= Given exercise =
Locate all lines with the word "other" and copy them out.

= Source material =
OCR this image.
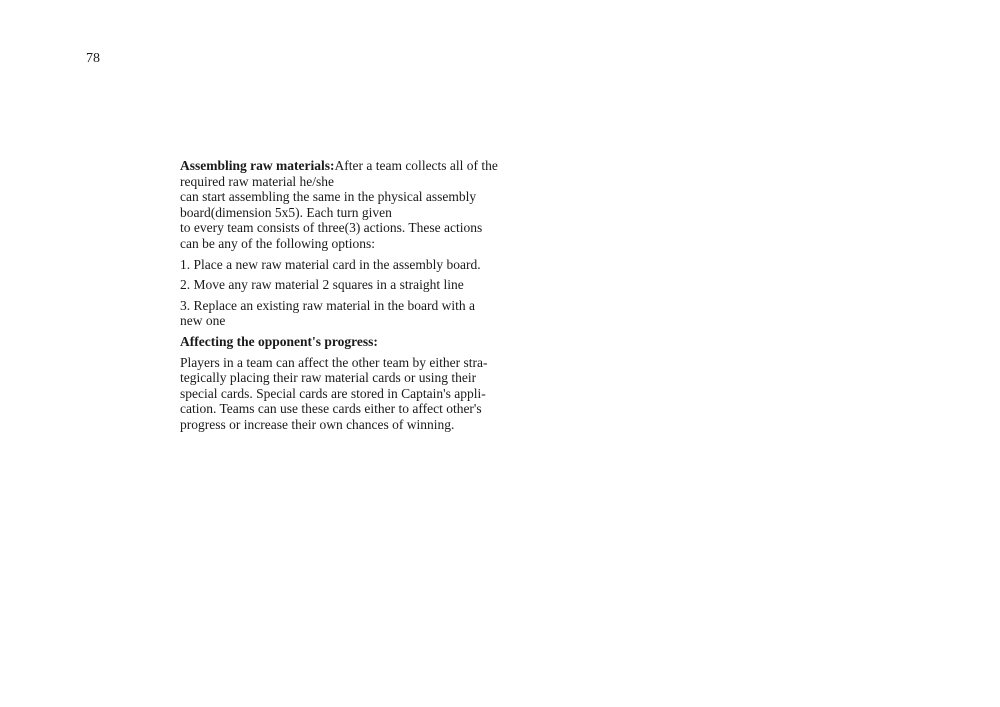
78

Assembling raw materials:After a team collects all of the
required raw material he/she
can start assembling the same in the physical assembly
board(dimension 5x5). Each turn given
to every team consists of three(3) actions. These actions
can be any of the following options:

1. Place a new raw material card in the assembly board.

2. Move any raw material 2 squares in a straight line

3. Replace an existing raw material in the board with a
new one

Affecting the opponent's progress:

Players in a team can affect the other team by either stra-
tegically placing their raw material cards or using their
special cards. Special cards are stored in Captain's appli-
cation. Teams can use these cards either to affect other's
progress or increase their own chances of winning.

==

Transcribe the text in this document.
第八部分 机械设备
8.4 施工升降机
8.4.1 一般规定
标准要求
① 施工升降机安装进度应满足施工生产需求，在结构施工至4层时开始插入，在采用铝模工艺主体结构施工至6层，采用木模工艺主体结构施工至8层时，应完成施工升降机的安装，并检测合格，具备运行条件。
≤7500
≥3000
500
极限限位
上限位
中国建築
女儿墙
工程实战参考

= Solution for this exercise =
Players in a team can affect the other team by either stra-
cation. Teams can use these cards either to affect other's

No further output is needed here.